Your task: Set every record down verbatim and omit the pictures.
-- Begin --
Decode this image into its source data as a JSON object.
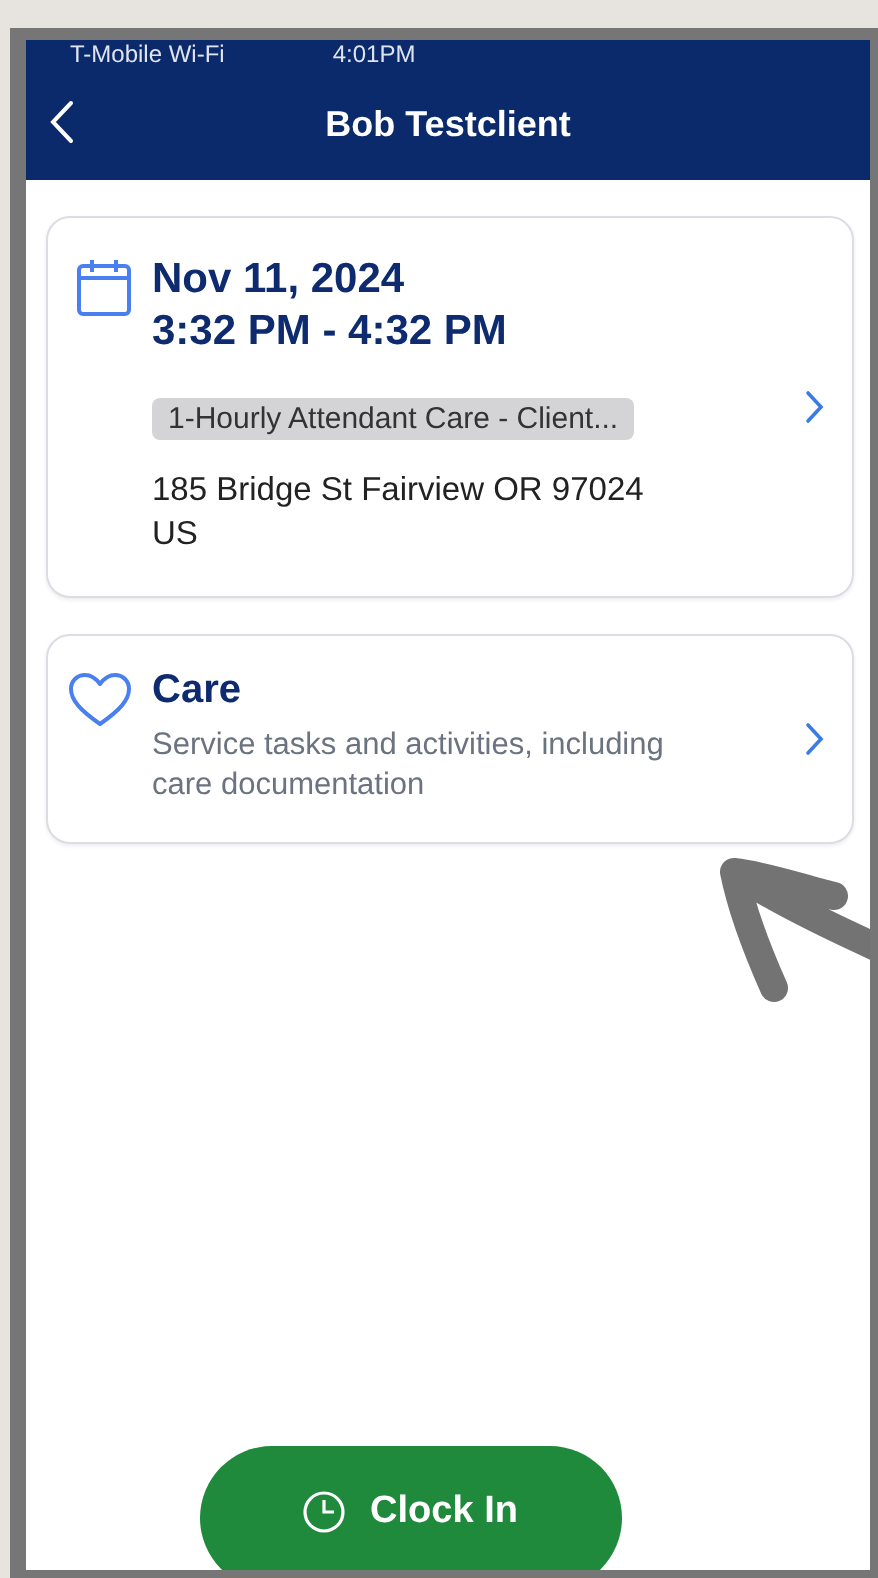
{
  "status_bar": {
    "carrier": "T-Mobile Wi-Fi",
    "time": "4:01PM"
  },
  "nav": {
    "title": "Bob Testclient"
  },
  "appointment": {
    "date": "Nov 11, 2024",
    "time_range": "3:32 PM - 4:32 PM",
    "service": "1-Hourly Attendant Care - Client...",
    "address": "185 Bridge St Fairview OR 97024 US"
  },
  "care": {
    "title": "Care",
    "description": "Service tasks and activities, including care documentation"
  },
  "clock_button": {
    "label": "Clock In"
  }
}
-- End --
Answer below:
Decode this image into its source data as a JSON object.
{
  "status_bar": {
    "carrier": "T-Mobile Wi-Fi",
    "time": "4:01PM"
  },
  "nav": {
    "title": "Bob Testclient"
  },
  "appointment": {
    "date": "Nov 11, 2024",
    "time_range": "3:32 PM - 4:32 PM",
    "service": "1-Hourly Attendant Care - Client...",
    "address": "185 Bridge St Fairview OR 97024 US"
  },
  "care": {
    "title": "Care",
    "description": "Service tasks and activities, including care documentation"
  },
  "clock_button": {
    "label": "Clock In"
  }
}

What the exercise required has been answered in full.